— TEXT EXTRACT —
* * * * *
The Suffragette Costume: 1910

A lady's mannish Tyrol hat, c. 1901 http://collections.lacma.org/node/232927

A lady’s mannish Tyrol hat, c. 1901 http://collections.lacma.org/node/232927

SUFFRAGETTE COSTUME THE LATEST

The suffragette costume will be a novelty of the winter fashions—the derniere cri—the United Ladies’ Tailor Association of America say, and they ought to know.

The suffragette gown should meet the requirements of the most advanced suffragist. The skirt is made in two parts, like men’s trousers, but the deft tailor has been able to make it appear as if it were a diminutive straight lined tailor skirt, when the suffragette is not in action. On a manikin the skirt doesn’t in the least suggest trousers. It is made with hip pockets, so that if the suffragette wants to make a campaign speech she can keep her hands in her pockets man fashion.

The tailor who designed it explains that the coat is a short, slightly fitted box affair with regulation men’s pockets, revers and lapel button hole.

“Of course, you don’t have to be a suffragette to wear this comfortable new suit,” the tailor says, “for it is fine for any woman, especially if she is fond of walking. It is splendid for skating, and for golf or tennis or any athletic sports or for shopping, as the division does not impede the leg action as the ordinary skirt does. It ought to be called the Flatiron skirt, but I thought I’d recognize the fast increasing body of women who want the ballot.”

Another new corner in the world of fashion is the busy woman’s coat. A woman can start out at 6 o’clock in the morning wearing an evening gown and nobody will be the wiser, as this clever coat will conceal the fact. It is made with an envelope pocket in the back, where the train can be concealed, and it buttons up the back to hide the low neck gown. There are eight buttons on the coat. At noontime if the lady wants to lunch she can unbutton two buttons and change her coat into a smart tailor suit. At 3 o’clock, if she wants to motor, two more buttons are unfastened, a cape slipped up, and she has an entire change for autoing. At 5 o’clock, if she wants to take tea in her aeroplane, she can unfasten two more buttons, and she is ready to fly. At 6 o’clock she can undo two more and be dressed for a restaurant and at 9 o’clock she can check her coat and be ready to dance the rest of the night.
* * * * *
— RECORDS SUPPLIED —
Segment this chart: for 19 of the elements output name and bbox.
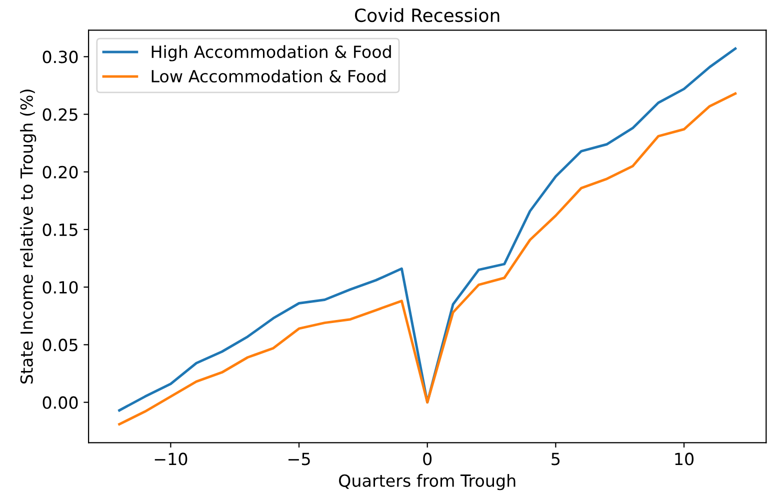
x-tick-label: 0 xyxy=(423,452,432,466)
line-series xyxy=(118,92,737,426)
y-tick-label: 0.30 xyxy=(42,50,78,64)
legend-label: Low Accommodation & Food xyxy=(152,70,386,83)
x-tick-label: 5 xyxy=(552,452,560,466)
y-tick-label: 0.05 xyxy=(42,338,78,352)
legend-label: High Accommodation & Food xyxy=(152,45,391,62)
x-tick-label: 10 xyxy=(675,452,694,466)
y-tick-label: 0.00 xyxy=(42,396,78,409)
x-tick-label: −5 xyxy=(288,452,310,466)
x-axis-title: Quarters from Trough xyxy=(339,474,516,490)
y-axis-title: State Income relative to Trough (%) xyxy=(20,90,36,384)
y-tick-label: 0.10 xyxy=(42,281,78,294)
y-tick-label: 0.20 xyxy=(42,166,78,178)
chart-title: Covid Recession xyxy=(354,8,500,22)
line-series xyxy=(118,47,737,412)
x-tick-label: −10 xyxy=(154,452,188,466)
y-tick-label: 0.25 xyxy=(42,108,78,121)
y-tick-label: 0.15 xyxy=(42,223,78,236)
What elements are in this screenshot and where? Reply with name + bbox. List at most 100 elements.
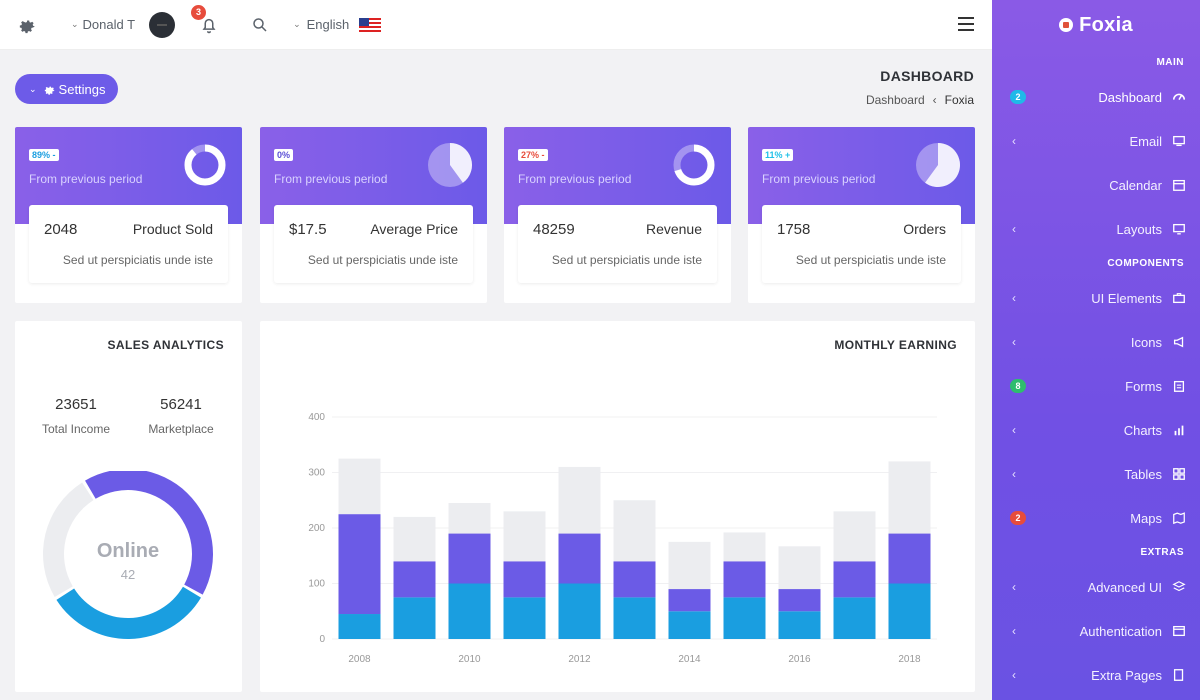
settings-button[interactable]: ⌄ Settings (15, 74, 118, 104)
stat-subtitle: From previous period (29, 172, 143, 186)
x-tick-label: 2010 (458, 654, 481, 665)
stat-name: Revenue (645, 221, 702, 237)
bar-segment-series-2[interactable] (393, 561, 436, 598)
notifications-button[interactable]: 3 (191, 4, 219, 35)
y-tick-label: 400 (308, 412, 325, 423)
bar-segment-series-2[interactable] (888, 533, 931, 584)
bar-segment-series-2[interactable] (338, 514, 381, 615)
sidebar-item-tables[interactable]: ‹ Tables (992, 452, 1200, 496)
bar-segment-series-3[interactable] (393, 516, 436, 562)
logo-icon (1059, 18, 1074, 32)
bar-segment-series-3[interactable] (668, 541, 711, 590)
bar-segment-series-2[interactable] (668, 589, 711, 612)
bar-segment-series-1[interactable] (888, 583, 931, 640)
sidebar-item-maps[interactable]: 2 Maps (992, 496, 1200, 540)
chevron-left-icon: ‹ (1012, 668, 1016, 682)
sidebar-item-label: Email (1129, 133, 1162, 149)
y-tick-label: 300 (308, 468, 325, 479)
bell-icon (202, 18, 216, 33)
* * * * *
— WHAT IS ASKED —
1. In the suffragette costume text, how many buttons are on the busy woman's coat?
2. Please rewrite the stretch of the suffragette costume text from "A lady’s mannish" through "pockets man fashion.", putting "pouches" wherever "pockets" appears.

— IN RESPONSE —
1. Eight.

2.
A lady’s mannish Tyrol hat, c. 1901 http://collections.lacma.org/node/232927

SUFFRAGETTE COSTUME THE LATEST

The suffragette costume will be a novelty of the winter fashions—the derniere cri—the United Ladies’ Tailor Association of America say, and they ought to know.

The suffragette gown should meet the requirements of the most advanced suffragist. The skirt is made in two parts, like men’s trousers, but the deft tailor has been able to make it appear as if it were a diminutive straight lined tailor skirt, when the suffragette is not in action. On a manikin the skirt doesn’t in the least suggest trousers. It is made with hip pouches, so that if the suffragette wants to make a campaign speech she can keep her hands in her pouches man fashion.